- _WHAT YOU SHOULD DO_: Render every entry exactly as it appears.

--- BEGIN EXTRACTED INFORMATION ---

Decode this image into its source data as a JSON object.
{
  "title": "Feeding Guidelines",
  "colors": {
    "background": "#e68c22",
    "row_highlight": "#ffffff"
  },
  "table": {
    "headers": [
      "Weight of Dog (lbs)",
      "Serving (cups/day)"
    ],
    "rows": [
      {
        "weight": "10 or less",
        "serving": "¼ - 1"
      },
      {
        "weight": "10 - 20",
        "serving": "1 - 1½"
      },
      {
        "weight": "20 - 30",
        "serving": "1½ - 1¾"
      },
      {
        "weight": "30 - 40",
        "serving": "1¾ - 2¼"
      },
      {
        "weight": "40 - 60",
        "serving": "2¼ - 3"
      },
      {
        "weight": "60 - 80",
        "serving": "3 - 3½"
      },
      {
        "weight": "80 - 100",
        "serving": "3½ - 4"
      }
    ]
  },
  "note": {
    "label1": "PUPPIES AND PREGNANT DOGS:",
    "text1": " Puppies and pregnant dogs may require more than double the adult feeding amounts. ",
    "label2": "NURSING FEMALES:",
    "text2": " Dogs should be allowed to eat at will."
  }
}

--- END EXTRACTED INFORMATION ---

- _RESPONSE_:
Decode this image into its source data as a JSON object.
{
  "title": "Feeding Guidelines",
  "colors": {
    "background": "#e68c22",
    "row_highlight": "#ffffff"
  },
  "table": {
    "headers": [
      "Weight of Dog (lbs)",
      "Serving (cups/day)"
    ],
    "rows": [
      {
        "weight": "10 or less",
        "serving": "¼ - 1"
      },
      {
        "weight": "10 - 20",
        "serving": "1 - 1½"
      },
      {
        "weight": "20 - 30",
        "serving": "1½ - 1¾"
      },
      {
        "weight": "30 - 40",
        "serving": "1¾ - 2¼"
      },
      {
        "weight": "40 - 60",
        "serving": "2¼ - 3"
      },
      {
        "weight": "60 - 80",
        "serving": "3 - 3½"
      },
      {
        "weight": "80 - 100",
        "serving": "3½ - 4"
      }
    ]
  },
  "note": {
    "label1": "PUPPIES AND PREGNANT DOGS:",
    "text1": " Puppies and pregnant dogs may require more than double the adult feeding amounts. ",
    "label2": "NURSING FEMALES:",
    "text2": " Dogs should be allowed to eat at will."
  }
}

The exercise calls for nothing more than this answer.